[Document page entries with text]
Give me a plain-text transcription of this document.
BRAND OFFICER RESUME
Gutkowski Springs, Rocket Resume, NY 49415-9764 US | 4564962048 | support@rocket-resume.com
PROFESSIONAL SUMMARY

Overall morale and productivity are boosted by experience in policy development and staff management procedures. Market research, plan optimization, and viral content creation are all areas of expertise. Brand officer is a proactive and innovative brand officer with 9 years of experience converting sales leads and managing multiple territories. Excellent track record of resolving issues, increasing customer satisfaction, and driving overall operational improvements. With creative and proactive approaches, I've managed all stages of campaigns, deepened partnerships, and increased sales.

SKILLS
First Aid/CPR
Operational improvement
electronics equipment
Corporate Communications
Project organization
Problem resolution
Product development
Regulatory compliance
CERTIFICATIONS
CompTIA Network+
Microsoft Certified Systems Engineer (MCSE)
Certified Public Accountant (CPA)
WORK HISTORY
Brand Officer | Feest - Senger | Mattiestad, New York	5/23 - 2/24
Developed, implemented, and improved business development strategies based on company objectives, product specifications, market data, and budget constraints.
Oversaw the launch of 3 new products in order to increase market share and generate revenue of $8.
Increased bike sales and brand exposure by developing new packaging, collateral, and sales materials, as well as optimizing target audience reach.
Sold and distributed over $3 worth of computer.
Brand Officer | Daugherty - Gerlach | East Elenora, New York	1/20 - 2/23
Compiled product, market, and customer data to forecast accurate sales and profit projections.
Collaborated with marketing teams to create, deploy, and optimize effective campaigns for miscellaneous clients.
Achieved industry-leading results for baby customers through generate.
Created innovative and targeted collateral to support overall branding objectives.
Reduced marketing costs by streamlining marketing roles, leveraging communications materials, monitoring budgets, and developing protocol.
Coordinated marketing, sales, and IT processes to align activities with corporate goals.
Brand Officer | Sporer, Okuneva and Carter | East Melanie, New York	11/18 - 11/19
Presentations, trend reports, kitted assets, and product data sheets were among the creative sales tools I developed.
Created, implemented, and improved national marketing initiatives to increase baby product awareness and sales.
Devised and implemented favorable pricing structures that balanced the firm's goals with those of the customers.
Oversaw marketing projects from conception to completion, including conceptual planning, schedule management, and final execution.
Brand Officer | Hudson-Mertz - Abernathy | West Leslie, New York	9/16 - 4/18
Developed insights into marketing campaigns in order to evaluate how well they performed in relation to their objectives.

- **Problem requirements**:
Transcribe all entries exactly as they are given.

- **Response below**:
Give me a plain-text transcription of this document.
BRAND OFFICER RESUME
Gutkowski Springs, Rocket Resume, NY 49415-9764 US | 4564962048 | support@rocket-resume.com
PROFESSIONAL SUMMARY

Overall morale and productivity are boosted by experience in policy development and staff management procedures. Market research, plan optimization, and viral content creation are all areas of expertise. Brand officer is a proactive and innovative brand officer with 9 years of experience converting sales leads and managing multiple territories. Excellent track record of resolving issues, increasing customer satisfaction, and driving overall operational improvements. With creative and proactive approaches, I've managed all stages of campaigns, deepened partnerships, and increased sales.

SKILLS
First Aid/CPR
Operational improvement
electronics equipment
Corporate Communications
Project organization
Problem resolution
Product development
Regulatory compliance
CERTIFICATIONS
CompTIA Network+
Microsoft Certified Systems Engineer (MCSE)
Certified Public Accountant (CPA)
WORK HISTORY
Brand Officer | Feest - Senger | Mattiestad, New York	5/23 - 2/24
Developed, implemented, and improved business development strategies based on company objectives, product specifications, market data, and budget constraints.
Oversaw the launch of 3 new products in order to increase market share and generate revenue of $8.
Increased bike sales and brand exposure by developing new packaging, collateral, and sales materials, as well as optimizing target audience reach.
Sold and distributed over $3 worth of computer.
Brand Officer | Daugherty - Gerlach | East Elenora, New York	1/20 - 2/23
Compiled product, market, and customer data to forecast accurate sales and profit projections.
Collaborated with marketing teams to create, deploy, and optimize effective campaigns for miscellaneous clients.
Achieved industry-leading results for baby customers through generate.
Created innovative and targeted collateral to support overall branding objectives.
Reduced marketing costs by streamlining marketing roles, leveraging communications materials, monitoring budgets, and developing protocol.
Coordinated marketing, sales, and IT processes to align activities with corporate goals.
Brand Officer | Sporer, Okuneva and Carter | East Melanie, New York	11/18 - 11/19
Presentations, trend reports, kitted assets, and product data sheets were among the creative sales tools I developed.
Created, implemented, and improved national marketing initiatives to increase baby product awareness and sales.
Devised and implemented favorable pricing structures that balanced the firm's goals with those of the customers.
Oversaw marketing projects from conception to completion, including conceptual planning, schedule management, and final execution.
Brand Officer | Hudson-Mertz - Abernathy | West Leslie, New York	9/16 - 4/18
Developed insights into marketing campaigns in order to evaluate how well they performed in relation to their objectives.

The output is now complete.